***** Dataset records

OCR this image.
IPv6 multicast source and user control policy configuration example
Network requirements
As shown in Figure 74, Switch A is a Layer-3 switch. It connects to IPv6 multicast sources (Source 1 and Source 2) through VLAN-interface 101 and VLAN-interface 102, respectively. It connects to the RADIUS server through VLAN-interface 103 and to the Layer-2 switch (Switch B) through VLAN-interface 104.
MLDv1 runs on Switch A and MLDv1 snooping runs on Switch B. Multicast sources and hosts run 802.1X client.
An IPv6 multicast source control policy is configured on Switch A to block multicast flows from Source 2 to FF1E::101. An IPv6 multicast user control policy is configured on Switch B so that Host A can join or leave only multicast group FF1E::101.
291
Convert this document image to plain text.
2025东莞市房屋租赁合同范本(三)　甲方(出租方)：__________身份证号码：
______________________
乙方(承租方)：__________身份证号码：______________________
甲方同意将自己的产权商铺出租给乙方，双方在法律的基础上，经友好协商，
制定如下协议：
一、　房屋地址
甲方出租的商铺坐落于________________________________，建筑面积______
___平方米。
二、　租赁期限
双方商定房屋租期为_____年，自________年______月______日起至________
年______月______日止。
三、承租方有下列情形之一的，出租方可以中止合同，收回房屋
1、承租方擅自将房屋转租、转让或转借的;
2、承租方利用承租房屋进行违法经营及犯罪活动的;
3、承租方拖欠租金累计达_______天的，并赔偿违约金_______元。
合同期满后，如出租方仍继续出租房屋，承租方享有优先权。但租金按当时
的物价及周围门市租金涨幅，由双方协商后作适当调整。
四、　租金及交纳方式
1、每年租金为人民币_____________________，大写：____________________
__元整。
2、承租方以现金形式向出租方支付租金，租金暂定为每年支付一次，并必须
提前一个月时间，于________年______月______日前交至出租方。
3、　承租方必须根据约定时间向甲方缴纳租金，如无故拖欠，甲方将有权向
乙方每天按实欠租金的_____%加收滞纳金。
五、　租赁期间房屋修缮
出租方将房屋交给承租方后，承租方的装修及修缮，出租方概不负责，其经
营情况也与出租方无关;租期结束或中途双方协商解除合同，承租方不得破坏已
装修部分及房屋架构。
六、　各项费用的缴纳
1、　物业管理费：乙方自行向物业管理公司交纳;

**********

■ What the task requires
Print every record above exactly as written.

■ Task output
OCR this image.
IPv6 multicast source and user control policy configuration example
Network requirements
As shown in Figure 74, Switch A is a Layer-3 switch. It connects to IPv6 multicast sources (Source 1 and Source 2) through VLAN-interface 101 and VLAN-interface 102, respectively. It connects to the RADIUS server through VLAN-interface 103 and to the Layer-2 switch (Switch B) through VLAN-interface 104.
MLDv1 runs on Switch A and MLDv1 snooping runs on Switch B. Multicast sources and hosts run 802.1X client.
An IPv6 multicast source control policy is configured on Switch A to block multicast flows from Source 2 to FF1E::101. An IPv6 multicast user control policy is configured on Switch B so that Host A can join or leave only multicast group FF1E::101.
291
Convert this document image to plain text.
2025东莞市房屋租赁合同范本(三)　甲方(出租方)：__________身份证号码：
______________________
乙方(承租方)：__________身份证号码：______________________
甲方同意将自己的产权商铺出租给乙方，双方在法律的基础上，经友好协商，
制定如下协议：
一、　房屋地址
甲方出租的商铺坐落于________________________________，建筑面积______
___平方米。
二、　租赁期限
双方商定房屋租期为_____年，自________年______月______日起至________
年______月______日止。
三、承租方有下列情形之一的，出租方可以中止合同，收回房屋
1、承租方擅自将房屋转租、转让或转借的;
2、承租方利用承租房屋进行违法经营及犯罪活动的;
3、承租方拖欠租金累计达_______天的，并赔偿违约金_______元。
合同期满后，如出租方仍继续出租房屋，承租方享有优先权。但租金按当时
的物价及周围门市租金涨幅，由双方协商后作适当调整。
四、　租金及交纳方式
1、每年租金为人民币_____________________，大写：____________________
__元整。
2、承租方以现金形式向出租方支付租金，租金暂定为每年支付一次，并必须
提前一个月时间，于________年______月______日前交至出租方。
3、　承租方必须根据约定时间向甲方缴纳租金，如无故拖欠，甲方将有权向
乙方每天按实欠租金的_____%加收滞纳金。
五、　租赁期间房屋修缮
出租方将房屋交给承租方后，承租方的装修及修缮，出租方概不负责，其经
营情况也与出租方无关;租期结束或中途双方协商解除合同，承租方不得破坏已
装修部分及房屋架构。
六、　各项费用的缴纳
1、　物业管理费：乙方自行向物业管理公司交纳;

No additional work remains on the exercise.